_LISTED ENTRIES_
- - - -

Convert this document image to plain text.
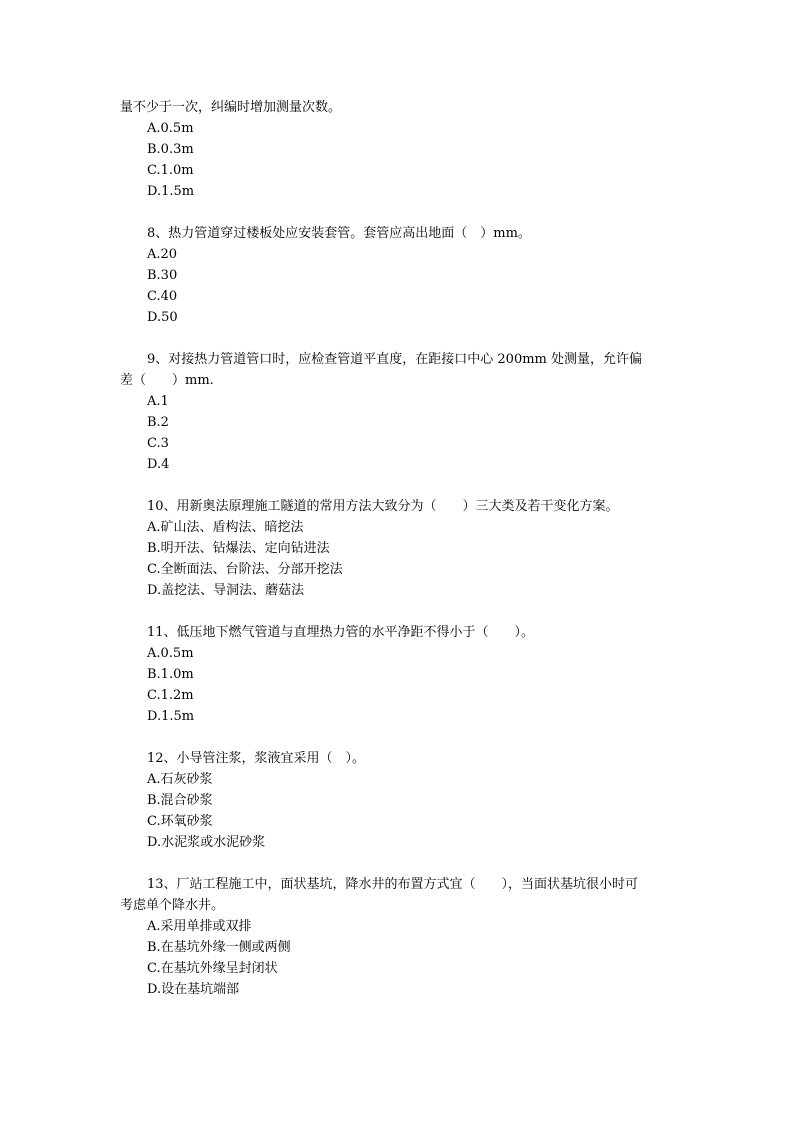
量不少于一次，纠编时增加测量次数。
A.0.5m
B.0.3m
C.1.0m
D.1.5m
8、热力管道穿过楼板处应安装套管。套管应高出地面（　）mm。
A.20
B.30
C.40
D.50
9、对接热力管道管口时，应检查管道平直度，在距接口中心 200mm 处测量，允许偏
差（　　）mm.
A.1
B.2
C.3
D.4
10、用新奥法原理施工隧道的常用方法大致分为（　　）三大类及若干变化方案。
A.矿山法、盾构法、暗挖法
B.明开法、钻爆法、定向钻进法
C.全断面法、台阶法、分部开挖法
D.盖挖法、导洞法、蘑菇法
11、低压地下燃气管道与直埋热力管的水平净距不得小于（　　）。
A.0.5m
B.1.0m
C.1.2m
D.1.5m
12、小导管注浆，浆液宜采用（　）。
A.石灰砂浆
B.混合砂浆
C.环氧砂浆
D.水泥浆或水泥砂浆
13、厂站工程施工中，面状基坑，降水井的布置方式宜（　　），当面状基坑很小时可
考虑单个降水井。
A.采用单排或双排
B.在基坑外缘一侧或两侧
C.在基坑外缘呈封闭状
D.设在基坑端部
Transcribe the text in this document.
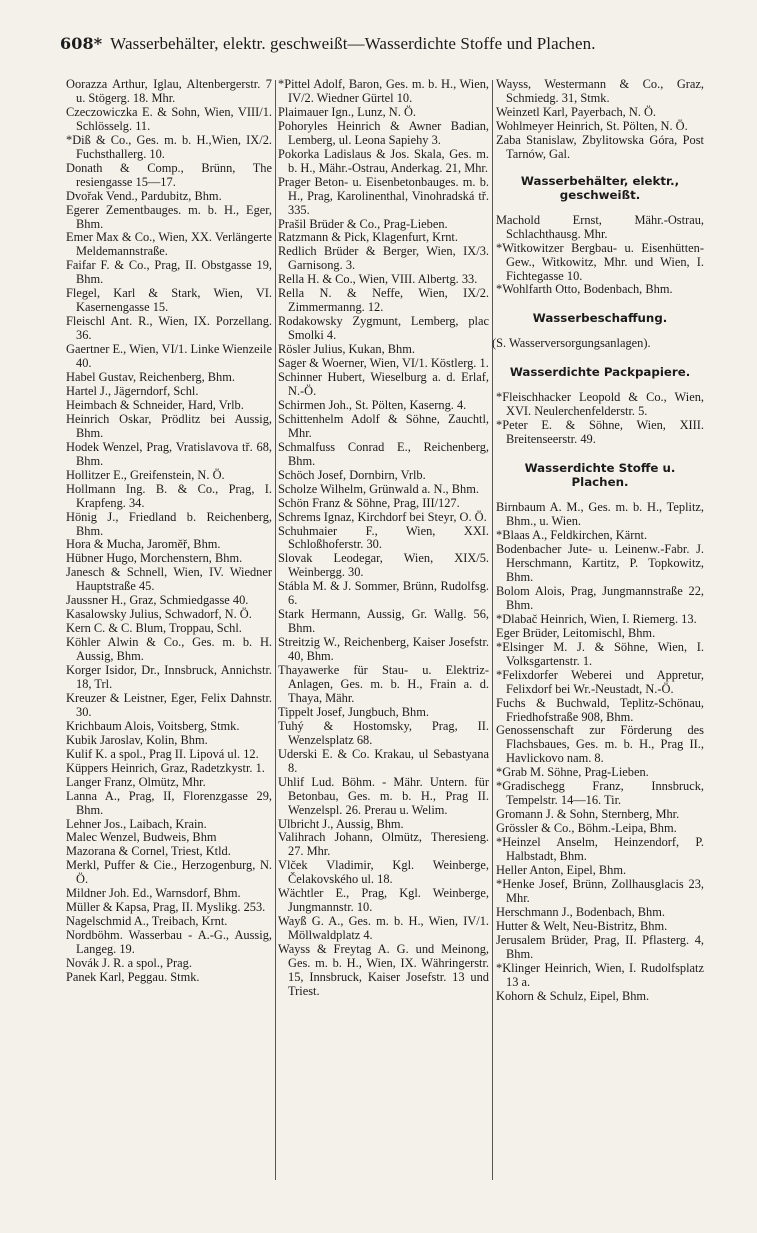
608* Wasserbehälter, elektr. geschweißt—Wasserdichte Stoffe und Plachen.
Oorazza Arthur, Iglau, Altenbergerstr. 7 u. Stögerg. 18. Mhr.
Czeczowiczka E. & Sohn, Wien, VIII/1. Schlösselg. 11.
*Diß & Co., Ges. m. b. H.,Wien, IX/2. Fuchsthallerg. 10.
Donath & Comp., Brünn, The resiengasse 15—17.
Dvořak Vend., Pardubitz, Bhm.
Egerer Zementbauges. m. b. H., Eger, Bhm.
Emer Max & Co., Wien, XX. Verlängerte Meldemannstraße.
Faifar F. & Co., Prag, II. Obstgasse 19, Bhm.
Flegel, Karl & Stark, Wien, VI. Kasernengasse 15.
Fleischl Ant. R., Wien, IX. Porzellang. 36.
Gaertner E., Wien, VI/1. Linke Wienzeile 40.
Habel Gustav, Reichenberg, Bhm.
Hartel J., Jägerndorf, Schl.
Heimbach & Schneider, Hard, Vrlb.
Heinrich Oskar, Prödlitz bei Aussig, Bhm.
Hodek Wenzel, Prag, Vratislavova tř. 68, Bhm.
Hollitzer E., Greifenstein, N. Ö.
Hollmann Ing. B. & Co., Prag, I. Krapfeng. 34.
Hönig J., Friedland b. Reichenberg, Bhm.
Hora & Mucha, Jaroměř, Bhm.
Hübner Hugo, Morchenstern, Bhm.
Janesch & Schnell, Wien, IV. Wiedner Hauptstraße 45.
Jaussner H., Graz, Schmiedgasse 40.
Kasalowsky Julius, Schwadorf, N. Ö.
Kern C. & C. Blum, Troppau, Schl.
Köhler Alwin & Co., Ges. m. b. H. Aussig, Bhm.
Korger Isidor, Dr., Innsbruck, Annichstr. 18, Trl.
Kreuzer & Leistner, Eger, Felix Dahnstr. 30.
Krichbaum Alois, Voitsberg, Stmk.
Kubik Jaroslav, Kolin, Bhm.
Kulif K. a spol., Prag II. Lipová ul. 12.
Küppers Heinrich, Graz, Radetzkystr. 1.
Langer Franz, Olmütz, Mhr.
Lanna A., Prag, II, Florenzgasse 29, Bhm.
Lehner Jos., Laibach, Krain.
Malec Wenzel, Budweis, Bhm
Mazorana & Cornel, Triest, Ktld.
Merkl, Puffer & Cie., Herzogenburg, N. Ö.
Mildner Joh. Ed., Warnsdorf, Bhm.
Müller & Kapsa, Prag, II. Myslikg. 253.
Nagelschmid A., Treibach, Krnt.
Nordböhm. Wasserbau - A.-G., Aussig, Langeg. 19.
Novák J. R. a spol., Prag.
Panek Karl, Peggau. Stmk.
*Pittel Adolf, Baron, Ges. m. b. H., Wien, IV/2. Wiedner Gürtel 10.
Plaimauer Ign., Lunz, N. Ö.
Pohoryles Heinrich & Awner Badian, Lemberg, ul. Leona Sapiehy 3.
Pokorka Ladislaus & Jos. Skala, Ges. m. b. H., Mähr.-Ostrau, Anderkag. 21, Mhr.
Prager Beton- u. Eisenbetonbauges. m. b. H., Prag, Karolinenthal, Vinohradská tř. 335.
Prašil Brüder & Co., Prag-Lieben.
Ratzmann & Pick, Klagenfurt, Krnt.
Redlich Brüder & Berger, Wien, IX/3. Garnisong. 3.
Rella H. & Co., Wien, VIII. Albertg. 33.
Rella N. & Neffe, Wien, IX/2. Zimmermanng. 12.
Rodakowsky Zygmunt, Lemberg, plac Smolki 4.
Rösler Julius, Kukan, Bhm.
Sager & Woerner, Wien, VI/1. Köstlerg. 1.
Schinner Hubert, Wieselburg a. d. Erlaf, N.-Ö.
Schirmen Joh., St. Pölten, Kaserng. 4.
Schittenhelm Adolf & Söhne, Zauchtl, Mhr.
Schmalfuss Conrad E., Reichenberg, Bhm.
Schöch Josef, Dornbirn, Vrlb.
Scholze Wilhelm, Grünwald a. N., Bhm.
Schön Franz & Söhne, Prag, III/127.
Schrems Ignaz, Kirchdorf bei Steyr, O. Ö.
Schuhmaier F., Wien, XXI. Schloßhoferstr. 30.
Slovak Leodegar, Wien, XIX/5. Weinbergg. 30.
Stábla M. & J. Sommer, Brünn, Rudolfsg. 6.
Stark Hermann, Aussig, Gr. Wallg. 56, Bhm.
Streitzig W., Reichenberg, Kaiser Josefstr. 40, Bhm.
Thayawerke für Stau- u. Elektriz-Anlagen, Ges. m. b. H., Frain a. d. Thaya, Mähr.
Tippelt Josef, Jungbuch, Bhm.
Tuhý & Hostomsky, Prag, II. Wenzelsplatz 68.
Uderski E. & Co. Krakau, ul Sebastyana 8.
Uhlif Lud. Böhm. - Mähr. Untern. für Betonbau, Ges. m. b. H., Prag II. Wenzelspl. 26. Prerau u. Welim.
Ulbricht J., Aussig, Bhm.
Valihrach Johann, Olmütz, Theresieng. 27. Mhr.
Vlček Vladimir, Kgl. Weinberge, Čelakovského ul. 18.
Wächtler E., Prag, Kgl. Weinberge, Jungmannstr. 10.
Wayß G. A., Ges. m. b. H., Wien, IV/1. Möllwaldplatz 4.
Wayss & Freytag A. G. und Meinong, Ges. m. b. H., Wien, IX. Währingerstr. 15, Innsbruck, Kaiser Josefstr. 13 und Triest.
Wayss, Westermann & Co., Graz, Schmiedg. 31, Stmk.
Weinzetl Karl, Payerbach, N. Ö.
Wohlmeyer Heinrich, St. Pölten, N. Ö.
Zaba Stanislaw, Zbylitowska Góra, Post Tarnów, Gal.
Wasserbehälter, elektr., geschweißt.
Machold Ernst, Mähr.-Ostrau, Schlachthausg. Mhr.
*Witkowitzer Bergbau- u. Eisenhütten-Gew., Witkowitz, Mhr. und Wien, I. Fichtegasse 10.
*Wohlfarth Otto, Bodenbach, Bhm.
Wasserbeschaffung.
(S. Wasserversorgungsanlagen).
Wasserdichte Packpapiere.
*Fleischhacker Leopold & Co., Wien, XVI. Neulerchenfelderstr. 5.
*Peter E. & Söhne, Wien, XIII. Breitenseerstr. 49.
Wasserdichte Stoffe u. Plachen.
Birnbaum A. M., Ges. m. b. H., Teplitz, Bhm., u. Wien.
*Blaas A., Feldkirchen, Kärnt.
Bodenbacher Jute- u. Leinenw.-Fabr. J. Herschmann, Kartitz, P. Topkowitz, Bhm.
Bolom Alois, Prag, Jungmannstraße 22, Bhm.
*Dlabač Heinrich, Wien, I. Riemerg. 13.
Eger Brüder, Leitomischl, Bhm.
*Elsinger M. J. & Söhne, Wien, I. Volksgartenstr. 1.
*Felixdorfer Weberei und Appretur, Felixdorf bei Wr.-Neustadt, N.-Ö.
Fuchs & Buchwald, Teplitz-Schönau, Friedhofstraße 908, Bhm.
Genossenschaft zur Förderung des Flachsbaues, Ges. m. b. H., Prag II., Havlickovo nam. 8.
*Grab M. Söhne, Prag-Lieben.
*Gradischegg Franz, Innsbruck, Tempelstr. 14—16. Tir.
Gromann J. & Sohn, Sternberg, Mhr.
Grössler & Co., Böhm.-Leipa, Bhm.
*Heinzel Anselm, Heinzendorf, P. Halbstadt, Bhm.
Heller Anton, Eipel, Bhm.
*Henke Josef, Brünn, Zollhausglacis 23, Mhr.
Herschmann J., Bodenbach, Bhm.
Hutter & Welt, Neu-Bistritz, Bhm.
Jerusalem Brüder, Prag, II. Pflasterg. 4, Bhm.
*Klinger Heinrich, Wien, I. Rudolfsplatz 13 a.
Kohorn & Schulz, Eipel, Bhm.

- - - -

_OBJECTIVE_
Select every line where the word "Wayss" occurs.

_RESULT FOR THIS TASK_
Wayss & Freytag A. G. und Meinong, Ges. m. b. H., Wien, IX. Währingerstr. 15, Innsbruck, Kaiser Josefstr. 13 und Triest.
Wayss, Westermann & Co., Graz, Schmiedg. 31, Stmk.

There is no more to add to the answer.